## Task details
From the listing below, return each line that includes "Surface".

--- START OF Excerpted records ---

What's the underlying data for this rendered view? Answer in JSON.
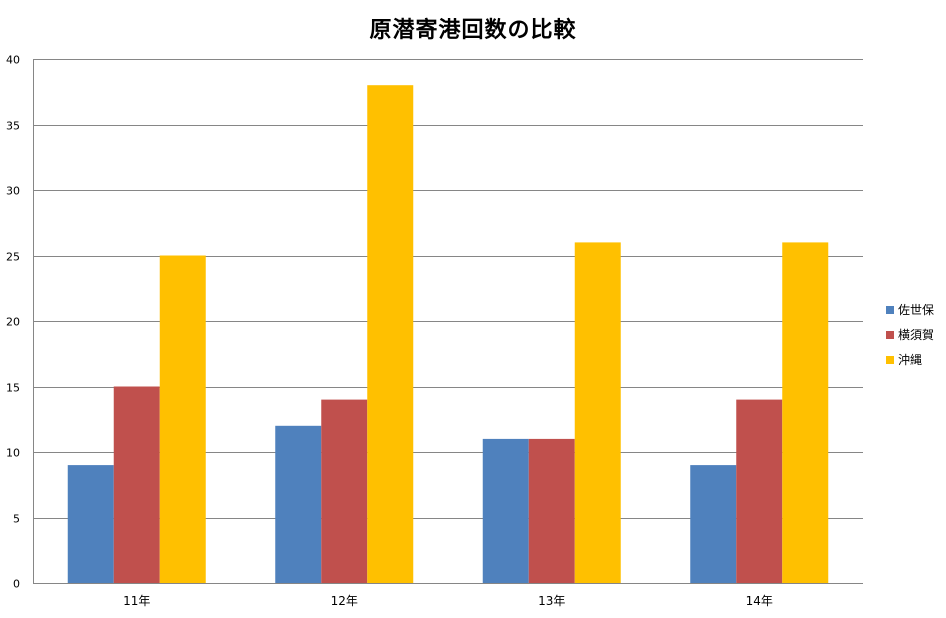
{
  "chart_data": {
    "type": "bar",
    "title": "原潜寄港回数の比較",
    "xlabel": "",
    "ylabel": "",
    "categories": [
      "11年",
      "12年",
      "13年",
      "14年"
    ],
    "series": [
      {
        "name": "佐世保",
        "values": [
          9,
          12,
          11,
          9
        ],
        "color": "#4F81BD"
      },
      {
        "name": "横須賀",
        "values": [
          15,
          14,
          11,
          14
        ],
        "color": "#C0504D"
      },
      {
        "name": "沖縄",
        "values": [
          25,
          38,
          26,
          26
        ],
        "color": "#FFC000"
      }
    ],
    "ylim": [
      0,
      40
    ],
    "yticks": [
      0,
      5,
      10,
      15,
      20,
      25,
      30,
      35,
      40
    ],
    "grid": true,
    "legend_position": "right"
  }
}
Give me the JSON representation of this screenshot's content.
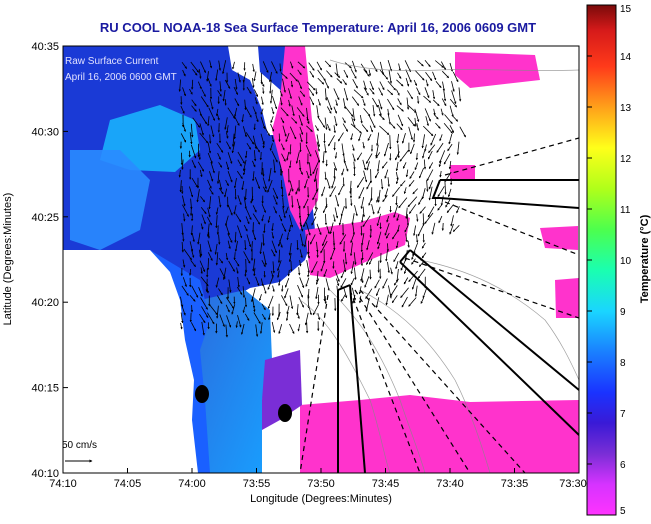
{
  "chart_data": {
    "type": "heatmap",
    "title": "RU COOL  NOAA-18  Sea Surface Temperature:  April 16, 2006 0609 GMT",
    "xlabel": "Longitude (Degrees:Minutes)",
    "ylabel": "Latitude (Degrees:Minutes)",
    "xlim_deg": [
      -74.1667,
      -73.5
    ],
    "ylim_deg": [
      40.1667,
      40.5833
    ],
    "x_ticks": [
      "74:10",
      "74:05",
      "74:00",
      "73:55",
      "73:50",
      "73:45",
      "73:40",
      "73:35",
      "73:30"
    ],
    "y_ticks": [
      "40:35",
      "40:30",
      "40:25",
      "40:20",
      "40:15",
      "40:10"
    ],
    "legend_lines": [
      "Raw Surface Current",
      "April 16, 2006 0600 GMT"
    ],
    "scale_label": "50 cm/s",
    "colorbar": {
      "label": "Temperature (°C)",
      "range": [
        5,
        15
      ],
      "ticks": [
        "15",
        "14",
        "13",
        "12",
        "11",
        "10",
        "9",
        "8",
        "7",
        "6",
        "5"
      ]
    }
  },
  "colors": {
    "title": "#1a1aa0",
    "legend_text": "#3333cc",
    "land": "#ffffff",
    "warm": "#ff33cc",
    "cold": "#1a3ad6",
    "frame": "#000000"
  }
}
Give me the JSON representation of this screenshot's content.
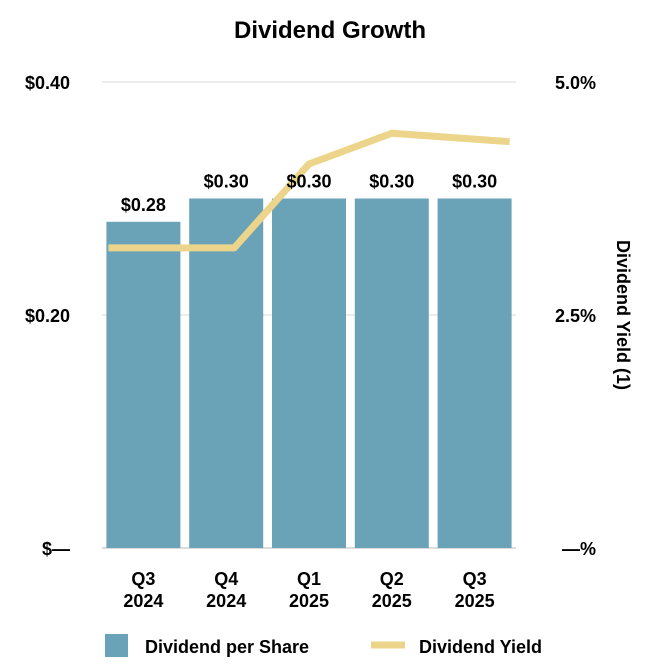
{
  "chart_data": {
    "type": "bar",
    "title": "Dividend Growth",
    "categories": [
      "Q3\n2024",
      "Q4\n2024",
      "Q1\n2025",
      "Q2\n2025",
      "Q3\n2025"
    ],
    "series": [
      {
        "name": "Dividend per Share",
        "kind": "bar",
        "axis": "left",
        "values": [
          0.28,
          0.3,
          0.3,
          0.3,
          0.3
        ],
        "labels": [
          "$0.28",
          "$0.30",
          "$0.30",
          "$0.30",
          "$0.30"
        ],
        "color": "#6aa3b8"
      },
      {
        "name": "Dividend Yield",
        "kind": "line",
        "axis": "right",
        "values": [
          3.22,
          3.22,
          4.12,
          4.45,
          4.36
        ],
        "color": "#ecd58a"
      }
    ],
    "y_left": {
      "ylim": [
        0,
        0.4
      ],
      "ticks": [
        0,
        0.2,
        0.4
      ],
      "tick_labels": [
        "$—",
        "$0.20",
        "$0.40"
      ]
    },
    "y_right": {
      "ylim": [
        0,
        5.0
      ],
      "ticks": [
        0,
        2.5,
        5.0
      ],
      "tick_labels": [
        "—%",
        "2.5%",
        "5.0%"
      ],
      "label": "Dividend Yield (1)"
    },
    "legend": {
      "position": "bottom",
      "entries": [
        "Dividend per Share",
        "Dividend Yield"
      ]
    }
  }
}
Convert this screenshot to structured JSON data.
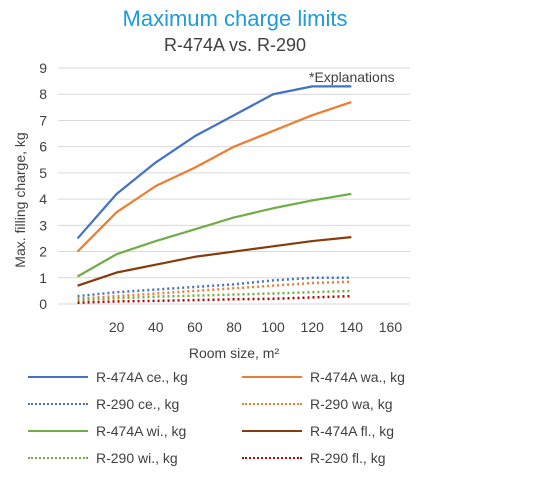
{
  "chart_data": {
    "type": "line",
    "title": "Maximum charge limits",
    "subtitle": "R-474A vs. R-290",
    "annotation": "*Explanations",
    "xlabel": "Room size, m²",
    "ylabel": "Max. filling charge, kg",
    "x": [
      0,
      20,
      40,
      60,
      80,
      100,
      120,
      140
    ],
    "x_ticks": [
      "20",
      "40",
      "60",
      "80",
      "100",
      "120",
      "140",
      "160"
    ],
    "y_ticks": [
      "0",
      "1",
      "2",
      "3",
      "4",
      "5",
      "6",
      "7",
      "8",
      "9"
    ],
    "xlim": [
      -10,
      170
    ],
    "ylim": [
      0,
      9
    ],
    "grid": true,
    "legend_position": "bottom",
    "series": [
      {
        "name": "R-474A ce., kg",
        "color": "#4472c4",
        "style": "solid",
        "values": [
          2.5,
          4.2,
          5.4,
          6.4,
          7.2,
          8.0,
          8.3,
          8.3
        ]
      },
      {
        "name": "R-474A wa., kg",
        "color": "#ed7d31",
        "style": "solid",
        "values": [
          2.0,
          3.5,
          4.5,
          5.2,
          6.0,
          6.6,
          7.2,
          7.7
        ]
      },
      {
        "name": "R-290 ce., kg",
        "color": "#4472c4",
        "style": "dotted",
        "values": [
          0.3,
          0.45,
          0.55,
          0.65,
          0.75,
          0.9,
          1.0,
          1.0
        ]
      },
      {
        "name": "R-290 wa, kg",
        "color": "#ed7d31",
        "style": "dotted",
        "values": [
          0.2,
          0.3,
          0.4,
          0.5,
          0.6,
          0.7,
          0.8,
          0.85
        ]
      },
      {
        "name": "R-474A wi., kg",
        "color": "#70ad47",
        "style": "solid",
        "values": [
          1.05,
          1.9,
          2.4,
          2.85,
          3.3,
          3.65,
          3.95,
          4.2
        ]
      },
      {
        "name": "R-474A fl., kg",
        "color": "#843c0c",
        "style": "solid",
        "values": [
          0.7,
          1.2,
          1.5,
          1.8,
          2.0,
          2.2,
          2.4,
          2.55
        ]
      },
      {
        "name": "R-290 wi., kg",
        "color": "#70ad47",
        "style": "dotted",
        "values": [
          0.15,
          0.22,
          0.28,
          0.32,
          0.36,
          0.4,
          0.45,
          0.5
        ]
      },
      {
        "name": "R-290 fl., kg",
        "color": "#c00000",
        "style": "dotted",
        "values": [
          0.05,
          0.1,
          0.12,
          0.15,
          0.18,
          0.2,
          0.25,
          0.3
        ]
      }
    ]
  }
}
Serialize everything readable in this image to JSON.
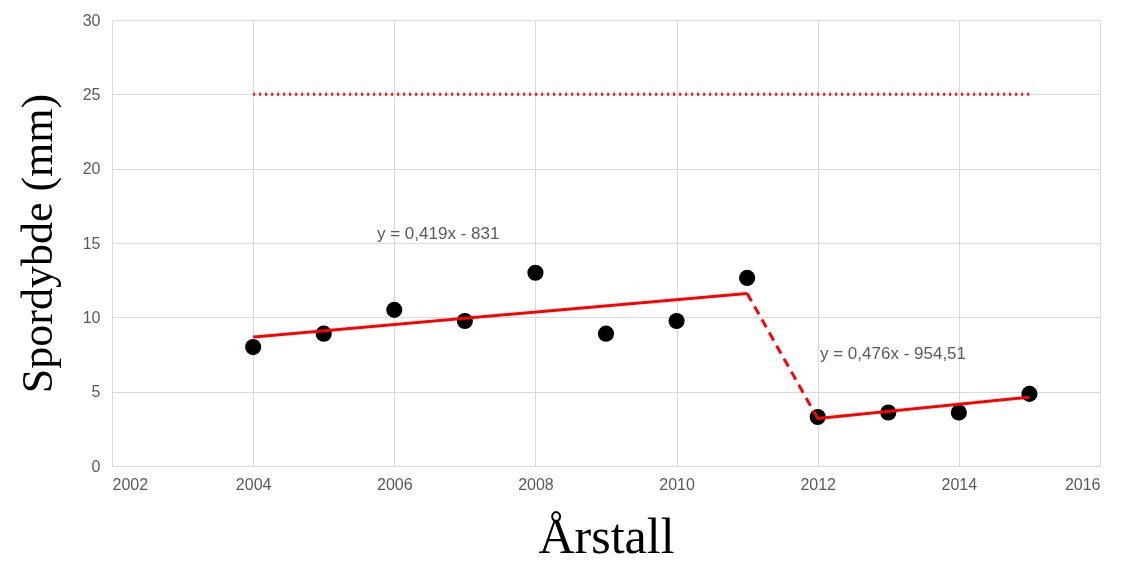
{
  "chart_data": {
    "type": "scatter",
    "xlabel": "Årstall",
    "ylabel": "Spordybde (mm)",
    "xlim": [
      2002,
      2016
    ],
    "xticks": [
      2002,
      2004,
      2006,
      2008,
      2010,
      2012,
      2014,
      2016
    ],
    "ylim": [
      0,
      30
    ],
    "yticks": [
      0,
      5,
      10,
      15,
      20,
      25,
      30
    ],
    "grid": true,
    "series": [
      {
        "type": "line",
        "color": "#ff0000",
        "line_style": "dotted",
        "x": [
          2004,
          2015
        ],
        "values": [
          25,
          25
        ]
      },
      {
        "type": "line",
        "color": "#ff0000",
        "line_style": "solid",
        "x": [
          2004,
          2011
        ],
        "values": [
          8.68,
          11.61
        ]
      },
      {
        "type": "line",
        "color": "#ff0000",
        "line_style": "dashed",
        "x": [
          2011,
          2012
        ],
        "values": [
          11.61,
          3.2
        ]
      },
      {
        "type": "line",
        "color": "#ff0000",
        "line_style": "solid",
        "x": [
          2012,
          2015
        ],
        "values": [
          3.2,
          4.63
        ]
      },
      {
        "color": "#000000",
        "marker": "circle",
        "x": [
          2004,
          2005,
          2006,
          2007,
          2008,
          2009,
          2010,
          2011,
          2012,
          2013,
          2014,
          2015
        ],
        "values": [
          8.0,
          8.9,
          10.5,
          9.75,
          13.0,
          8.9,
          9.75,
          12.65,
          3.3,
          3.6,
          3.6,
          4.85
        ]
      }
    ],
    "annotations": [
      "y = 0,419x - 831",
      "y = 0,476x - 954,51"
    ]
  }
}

--- END OF Excerpted records ---

## Answer to this problem
    "title": "RU COOL  NOAA-18  Sea Surface Temperature:  April 16, 2006 0609 GMT",
      "Raw Surface Current",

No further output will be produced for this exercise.